BEGIN Dataset records
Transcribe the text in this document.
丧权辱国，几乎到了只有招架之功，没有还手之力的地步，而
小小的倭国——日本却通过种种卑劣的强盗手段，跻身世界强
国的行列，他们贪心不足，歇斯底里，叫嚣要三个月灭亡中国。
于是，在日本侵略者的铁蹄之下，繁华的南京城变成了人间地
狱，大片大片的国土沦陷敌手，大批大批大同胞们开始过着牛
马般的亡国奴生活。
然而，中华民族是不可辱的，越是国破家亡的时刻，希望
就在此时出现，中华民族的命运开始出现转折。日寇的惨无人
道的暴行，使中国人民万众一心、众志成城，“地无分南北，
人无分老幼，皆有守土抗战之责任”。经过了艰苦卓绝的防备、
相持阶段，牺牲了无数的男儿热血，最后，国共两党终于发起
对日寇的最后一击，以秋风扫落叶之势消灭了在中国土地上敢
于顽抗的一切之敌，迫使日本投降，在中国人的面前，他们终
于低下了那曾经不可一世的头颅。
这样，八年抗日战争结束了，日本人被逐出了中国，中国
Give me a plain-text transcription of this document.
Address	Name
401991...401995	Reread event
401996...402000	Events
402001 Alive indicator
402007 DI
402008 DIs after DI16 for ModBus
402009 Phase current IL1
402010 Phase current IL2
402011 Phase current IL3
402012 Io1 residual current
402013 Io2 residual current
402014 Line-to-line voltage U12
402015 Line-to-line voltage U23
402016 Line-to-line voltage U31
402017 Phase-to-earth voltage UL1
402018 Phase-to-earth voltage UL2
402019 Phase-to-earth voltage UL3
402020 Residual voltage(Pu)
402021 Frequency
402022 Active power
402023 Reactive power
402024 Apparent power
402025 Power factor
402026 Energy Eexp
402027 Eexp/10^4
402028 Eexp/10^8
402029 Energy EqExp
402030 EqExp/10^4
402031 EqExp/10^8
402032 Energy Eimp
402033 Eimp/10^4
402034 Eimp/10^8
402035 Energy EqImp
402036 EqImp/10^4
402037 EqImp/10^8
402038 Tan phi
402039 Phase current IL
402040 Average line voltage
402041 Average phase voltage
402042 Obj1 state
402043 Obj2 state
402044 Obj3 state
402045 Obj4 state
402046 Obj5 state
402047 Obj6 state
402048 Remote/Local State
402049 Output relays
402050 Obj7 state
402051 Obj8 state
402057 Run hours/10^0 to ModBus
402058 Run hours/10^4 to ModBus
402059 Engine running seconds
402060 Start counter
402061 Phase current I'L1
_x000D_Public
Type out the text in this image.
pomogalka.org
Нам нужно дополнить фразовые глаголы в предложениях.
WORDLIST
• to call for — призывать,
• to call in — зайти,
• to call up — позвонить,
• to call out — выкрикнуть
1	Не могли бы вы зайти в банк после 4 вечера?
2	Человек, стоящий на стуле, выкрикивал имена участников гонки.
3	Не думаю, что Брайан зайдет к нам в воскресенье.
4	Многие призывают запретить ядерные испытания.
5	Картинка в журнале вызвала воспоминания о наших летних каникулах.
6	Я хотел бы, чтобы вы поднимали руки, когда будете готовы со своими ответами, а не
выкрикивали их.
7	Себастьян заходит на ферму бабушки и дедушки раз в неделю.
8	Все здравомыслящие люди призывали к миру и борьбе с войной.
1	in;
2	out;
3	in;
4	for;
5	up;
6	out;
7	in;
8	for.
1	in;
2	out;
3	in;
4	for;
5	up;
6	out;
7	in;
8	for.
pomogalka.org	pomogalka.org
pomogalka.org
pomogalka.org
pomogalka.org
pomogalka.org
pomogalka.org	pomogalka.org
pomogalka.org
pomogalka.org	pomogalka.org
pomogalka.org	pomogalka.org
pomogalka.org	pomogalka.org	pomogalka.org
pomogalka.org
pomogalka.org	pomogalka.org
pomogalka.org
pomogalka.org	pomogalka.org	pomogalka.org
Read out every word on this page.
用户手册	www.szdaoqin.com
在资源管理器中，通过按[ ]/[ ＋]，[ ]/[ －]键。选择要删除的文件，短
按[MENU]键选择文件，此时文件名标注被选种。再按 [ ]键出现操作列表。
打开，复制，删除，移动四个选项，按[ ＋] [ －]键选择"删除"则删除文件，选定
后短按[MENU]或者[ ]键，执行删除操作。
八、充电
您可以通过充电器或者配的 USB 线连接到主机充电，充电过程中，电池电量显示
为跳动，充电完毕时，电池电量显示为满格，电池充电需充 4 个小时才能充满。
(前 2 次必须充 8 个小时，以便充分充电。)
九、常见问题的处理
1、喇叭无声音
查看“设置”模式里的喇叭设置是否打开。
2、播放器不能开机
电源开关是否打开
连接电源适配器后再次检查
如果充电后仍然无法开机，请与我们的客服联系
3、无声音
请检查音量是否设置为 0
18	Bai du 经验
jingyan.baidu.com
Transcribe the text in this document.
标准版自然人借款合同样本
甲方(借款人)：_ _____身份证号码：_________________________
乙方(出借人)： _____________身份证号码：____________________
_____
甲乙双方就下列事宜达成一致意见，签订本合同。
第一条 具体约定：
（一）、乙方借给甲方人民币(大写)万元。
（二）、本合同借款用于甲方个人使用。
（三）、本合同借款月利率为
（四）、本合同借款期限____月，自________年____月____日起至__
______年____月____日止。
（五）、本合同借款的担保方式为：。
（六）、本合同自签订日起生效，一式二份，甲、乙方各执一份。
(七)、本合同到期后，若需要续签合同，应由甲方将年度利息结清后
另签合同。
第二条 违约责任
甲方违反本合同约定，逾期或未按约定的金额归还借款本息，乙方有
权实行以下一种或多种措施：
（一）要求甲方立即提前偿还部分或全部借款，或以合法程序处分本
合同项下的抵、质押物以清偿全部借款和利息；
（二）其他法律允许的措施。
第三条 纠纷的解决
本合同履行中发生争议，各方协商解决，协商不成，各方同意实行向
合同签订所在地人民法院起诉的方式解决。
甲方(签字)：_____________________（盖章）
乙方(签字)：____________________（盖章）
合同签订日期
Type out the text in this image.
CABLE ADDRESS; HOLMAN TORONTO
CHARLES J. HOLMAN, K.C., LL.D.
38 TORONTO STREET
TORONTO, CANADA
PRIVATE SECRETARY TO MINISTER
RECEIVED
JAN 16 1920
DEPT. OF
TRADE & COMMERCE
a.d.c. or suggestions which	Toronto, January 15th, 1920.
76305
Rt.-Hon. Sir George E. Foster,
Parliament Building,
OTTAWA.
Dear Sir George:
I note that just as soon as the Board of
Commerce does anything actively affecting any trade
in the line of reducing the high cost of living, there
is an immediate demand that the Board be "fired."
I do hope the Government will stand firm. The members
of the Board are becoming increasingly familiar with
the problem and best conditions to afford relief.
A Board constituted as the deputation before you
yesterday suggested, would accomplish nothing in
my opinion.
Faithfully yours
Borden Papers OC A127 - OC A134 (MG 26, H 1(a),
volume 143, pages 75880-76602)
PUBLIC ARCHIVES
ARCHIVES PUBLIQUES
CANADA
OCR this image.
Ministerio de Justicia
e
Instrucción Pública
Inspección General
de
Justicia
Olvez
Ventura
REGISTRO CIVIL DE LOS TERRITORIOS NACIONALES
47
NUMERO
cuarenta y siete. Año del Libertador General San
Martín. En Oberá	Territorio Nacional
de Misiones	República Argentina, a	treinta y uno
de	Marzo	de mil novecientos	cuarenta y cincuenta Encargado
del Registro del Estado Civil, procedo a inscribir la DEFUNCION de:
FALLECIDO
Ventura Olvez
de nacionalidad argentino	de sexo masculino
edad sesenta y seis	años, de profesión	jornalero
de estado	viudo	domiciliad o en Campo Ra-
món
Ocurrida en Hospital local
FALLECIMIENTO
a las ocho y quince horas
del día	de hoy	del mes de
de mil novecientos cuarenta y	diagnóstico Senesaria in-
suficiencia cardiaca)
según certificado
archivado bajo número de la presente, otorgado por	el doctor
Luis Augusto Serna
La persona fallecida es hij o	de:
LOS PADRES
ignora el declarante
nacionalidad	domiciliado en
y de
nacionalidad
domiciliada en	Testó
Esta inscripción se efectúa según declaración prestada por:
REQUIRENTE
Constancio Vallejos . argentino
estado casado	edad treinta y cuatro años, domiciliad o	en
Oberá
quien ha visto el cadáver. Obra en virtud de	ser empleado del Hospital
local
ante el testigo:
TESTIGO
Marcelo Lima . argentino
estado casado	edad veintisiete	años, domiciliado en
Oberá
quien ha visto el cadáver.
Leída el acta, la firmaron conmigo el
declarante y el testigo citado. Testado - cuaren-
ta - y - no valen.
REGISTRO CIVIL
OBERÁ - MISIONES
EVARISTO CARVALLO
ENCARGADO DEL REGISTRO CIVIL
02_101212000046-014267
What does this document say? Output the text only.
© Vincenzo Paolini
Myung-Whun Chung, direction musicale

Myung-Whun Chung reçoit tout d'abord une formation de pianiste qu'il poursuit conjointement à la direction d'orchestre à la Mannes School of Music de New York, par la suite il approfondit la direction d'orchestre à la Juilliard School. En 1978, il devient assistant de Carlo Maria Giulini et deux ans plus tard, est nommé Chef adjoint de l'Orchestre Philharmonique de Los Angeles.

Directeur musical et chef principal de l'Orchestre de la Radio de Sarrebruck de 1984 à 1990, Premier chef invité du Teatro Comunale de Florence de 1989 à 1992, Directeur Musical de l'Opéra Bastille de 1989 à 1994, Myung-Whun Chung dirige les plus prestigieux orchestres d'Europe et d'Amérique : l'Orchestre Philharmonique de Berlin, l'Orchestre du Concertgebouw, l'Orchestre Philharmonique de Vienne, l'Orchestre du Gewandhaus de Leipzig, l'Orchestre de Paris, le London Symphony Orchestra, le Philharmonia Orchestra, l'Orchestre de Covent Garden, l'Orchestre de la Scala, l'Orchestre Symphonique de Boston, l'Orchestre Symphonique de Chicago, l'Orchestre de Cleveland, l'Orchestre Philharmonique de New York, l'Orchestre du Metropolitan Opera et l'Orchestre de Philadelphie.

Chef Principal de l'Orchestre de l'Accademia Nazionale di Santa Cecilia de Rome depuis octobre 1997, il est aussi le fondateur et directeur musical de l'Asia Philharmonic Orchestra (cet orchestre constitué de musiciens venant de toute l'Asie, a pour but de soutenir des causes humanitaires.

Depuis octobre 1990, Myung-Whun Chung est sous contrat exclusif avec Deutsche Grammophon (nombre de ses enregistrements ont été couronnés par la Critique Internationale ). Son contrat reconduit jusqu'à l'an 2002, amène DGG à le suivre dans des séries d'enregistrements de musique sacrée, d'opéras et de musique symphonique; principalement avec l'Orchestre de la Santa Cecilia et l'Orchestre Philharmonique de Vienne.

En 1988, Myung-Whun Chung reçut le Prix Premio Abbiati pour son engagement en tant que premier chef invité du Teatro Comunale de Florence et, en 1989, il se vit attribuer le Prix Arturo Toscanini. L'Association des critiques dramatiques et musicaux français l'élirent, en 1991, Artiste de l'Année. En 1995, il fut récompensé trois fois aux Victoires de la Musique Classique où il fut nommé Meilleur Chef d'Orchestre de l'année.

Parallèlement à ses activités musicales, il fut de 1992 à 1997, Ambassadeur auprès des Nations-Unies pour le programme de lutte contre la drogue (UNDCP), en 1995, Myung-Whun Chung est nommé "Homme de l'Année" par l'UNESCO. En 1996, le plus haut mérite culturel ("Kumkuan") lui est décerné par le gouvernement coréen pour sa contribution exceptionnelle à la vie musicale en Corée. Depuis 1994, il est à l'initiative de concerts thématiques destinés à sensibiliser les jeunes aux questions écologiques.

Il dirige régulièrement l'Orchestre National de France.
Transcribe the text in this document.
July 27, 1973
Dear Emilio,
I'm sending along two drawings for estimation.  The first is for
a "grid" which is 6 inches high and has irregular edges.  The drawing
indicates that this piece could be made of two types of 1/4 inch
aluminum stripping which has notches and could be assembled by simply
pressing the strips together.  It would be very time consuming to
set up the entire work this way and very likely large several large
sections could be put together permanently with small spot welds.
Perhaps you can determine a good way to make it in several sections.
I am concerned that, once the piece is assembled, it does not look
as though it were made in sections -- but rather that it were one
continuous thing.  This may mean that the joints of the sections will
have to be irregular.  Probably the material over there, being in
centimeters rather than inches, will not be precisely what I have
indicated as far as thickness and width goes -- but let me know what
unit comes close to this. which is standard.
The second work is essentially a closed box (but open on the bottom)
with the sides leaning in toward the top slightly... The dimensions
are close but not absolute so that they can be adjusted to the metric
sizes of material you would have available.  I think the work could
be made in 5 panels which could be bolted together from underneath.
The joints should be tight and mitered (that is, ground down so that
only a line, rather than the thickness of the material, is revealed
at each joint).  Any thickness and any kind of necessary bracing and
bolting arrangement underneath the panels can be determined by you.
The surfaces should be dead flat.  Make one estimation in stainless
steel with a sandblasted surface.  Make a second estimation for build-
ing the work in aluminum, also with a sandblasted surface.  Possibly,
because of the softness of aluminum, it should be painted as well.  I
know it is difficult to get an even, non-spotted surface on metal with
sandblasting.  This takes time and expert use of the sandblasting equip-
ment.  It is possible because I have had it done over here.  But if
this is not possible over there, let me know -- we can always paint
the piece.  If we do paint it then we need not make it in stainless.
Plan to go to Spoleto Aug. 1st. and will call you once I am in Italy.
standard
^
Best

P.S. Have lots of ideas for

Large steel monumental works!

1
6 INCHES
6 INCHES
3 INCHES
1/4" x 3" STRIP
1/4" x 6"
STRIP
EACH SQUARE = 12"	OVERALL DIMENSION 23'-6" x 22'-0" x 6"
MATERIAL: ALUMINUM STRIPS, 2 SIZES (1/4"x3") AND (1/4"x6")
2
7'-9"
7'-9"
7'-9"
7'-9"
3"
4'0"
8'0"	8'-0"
END Dataset records
-- What you are asked to do --
Filter the records above and return every line that holds the word "Teatro".

-- Answer in full --
Directeur musical et chef principal de l'Orchestre de la Radio de Sarrebruck de 1984 à 1990, Premier chef invité du Teatro Comunale de Florence de 1989 à 1992, Directeur Musical de l'Opéra Bastille de 1989 à 1994, Myung-Whun Chung dirige les plus prestigieux orchestres d'Europe et d'Amérique : l'Orchestre Philharmonique de Berlin, l'Orchestre du Concertgebouw, l'Orchestre Philharmonique de Vienne, l'Orchestre du Gewandhaus de Leipzig, l'Orchestre de Paris, le London Symphony Orchestra, le Philharmonia Orchestra, l'Orchestre de Covent Garden, l'Orchestre de la Scala, l'Orchestre Symphonique de Boston, l'Orchestre Symphonique de Chicago, l'Orchestre de Cleveland, l'Orchestre Philharmonique de New York, l'Orchestre du Metropolitan Opera et l'Orchestre de Philadelphie.
En 1988, Myung-Whun Chung reçut le Prix Premio Abbiati pour son engagement en tant que premier chef invité du Teatro Comunale de Florence et, en 1989, il se vit attribuer le Prix Arturo Toscanini. L'Association des critiques dramatiques et musicaux français l'élirent, en 1991, Artiste de l'Année. En 1995, il fut récompensé trois fois aux Victoires de la Musique Classique où il fut nommé Meilleur Chef d'Orchestre de l'année.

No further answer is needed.